- _WHAT YOU ARE ASKED TO DO_
In the records that follow, locate every line with "Satellites" and extract it.

-.-.-

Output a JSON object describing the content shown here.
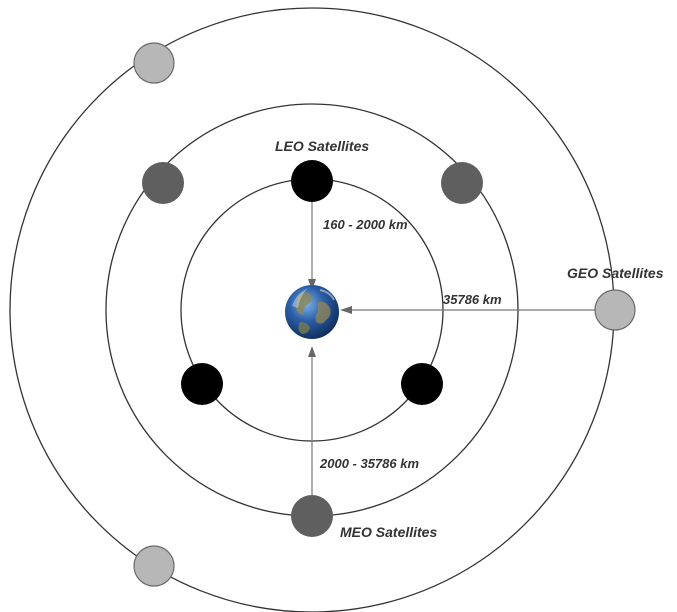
{
  "labels": {
    "leo": "LEO Satellites",
    "meo": "MEO Satellites",
    "geo": "GEO Satellites",
    "leo_distance": "160 - 2000 km",
    "geo_distance": "35786 km",
    "meo_distance": "2000 - 35786 km"
  },
  "colors": {
    "leo_satellite": "#000000",
    "meo_satellite": "#5f5f5f",
    "geo_satellite": "#b7b7b7",
    "orbit": "#333333",
    "arrow": "#777777",
    "earth_ocean": "#2d5fa8",
    "earth_land": "#8a8a5a"
  },
  "icons": {
    "center": "earth-globe-icon",
    "satellite": "satellite-dot-icon"
  }
}
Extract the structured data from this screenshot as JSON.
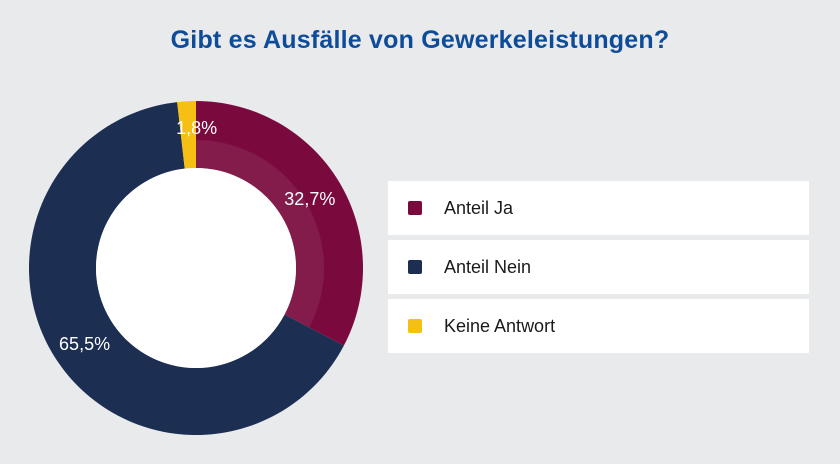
{
  "chart_data": {
    "type": "pie",
    "title": "Gibt es Ausfälle von Gewerkeleistungen?",
    "slices": [
      {
        "label": "Anteil Ja",
        "value": 32.7,
        "display": "32,7%",
        "color": "#7a0a3e"
      },
      {
        "label": "Anteil Nein",
        "value": 65.5,
        "display": "65,5%",
        "color": "#1c2e52"
      },
      {
        "label": "Keine Antwort",
        "value": 1.8,
        "display": "1,8%",
        "color": "#f6bf14"
      }
    ],
    "legend_position": "right"
  }
}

-.-.-

- _REPLY_
    "leo": "LEO Satellites",
    "meo": "MEO Satellites",
    "geo": "GEO Satellites",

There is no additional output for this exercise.